[Dataset rows]
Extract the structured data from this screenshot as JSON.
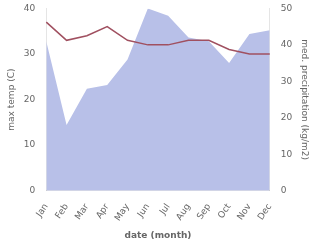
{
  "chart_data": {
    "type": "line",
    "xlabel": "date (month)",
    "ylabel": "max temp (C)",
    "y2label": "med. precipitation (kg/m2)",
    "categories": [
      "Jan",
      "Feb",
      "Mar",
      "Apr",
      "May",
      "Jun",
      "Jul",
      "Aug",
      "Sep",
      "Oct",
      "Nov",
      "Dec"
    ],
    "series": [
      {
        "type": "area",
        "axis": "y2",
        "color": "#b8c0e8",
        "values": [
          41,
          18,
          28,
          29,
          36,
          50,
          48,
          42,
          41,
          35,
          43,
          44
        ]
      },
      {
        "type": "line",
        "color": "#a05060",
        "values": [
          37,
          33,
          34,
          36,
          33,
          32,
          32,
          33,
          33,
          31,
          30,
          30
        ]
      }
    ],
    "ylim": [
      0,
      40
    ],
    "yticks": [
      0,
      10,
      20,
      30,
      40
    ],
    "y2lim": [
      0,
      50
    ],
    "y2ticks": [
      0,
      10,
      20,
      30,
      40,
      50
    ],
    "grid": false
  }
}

* _What is required_
Transcribe the records above exactly as they appear, leaving out any pictures.

* _Task result_
Extract the structured data from this screenshot as JSON.
{
  "chart_data": {
    "type": "line",
    "xlabel": "date (month)",
    "ylabel": "max temp (C)",
    "y2label": "med. precipitation (kg/m2)",
    "categories": [
      "Jan",
      "Feb",
      "Mar",
      "Apr",
      "May",
      "Jun",
      "Jul",
      "Aug",
      "Sep",
      "Oct",
      "Nov",
      "Dec"
    ],
    "series": [
      {
        "type": "area",
        "axis": "y2",
        "color": "#b8c0e8",
        "values": [
          41,
          18,
          28,
          29,
          36,
          50,
          48,
          42,
          41,
          35,
          43,
          44
        ]
      },
      {
        "type": "line",
        "color": "#a05060",
        "values": [
          37,
          33,
          34,
          36,
          33,
          32,
          32,
          33,
          33,
          31,
          30,
          30
        ]
      }
    ],
    "ylim": [
      0,
      40
    ],
    "yticks": [
      0,
      10,
      20,
      30,
      40
    ],
    "y2lim": [
      0,
      50
    ],
    "y2ticks": [
      0,
      10,
      20,
      30,
      40,
      50
    ],
    "grid": false
  }
}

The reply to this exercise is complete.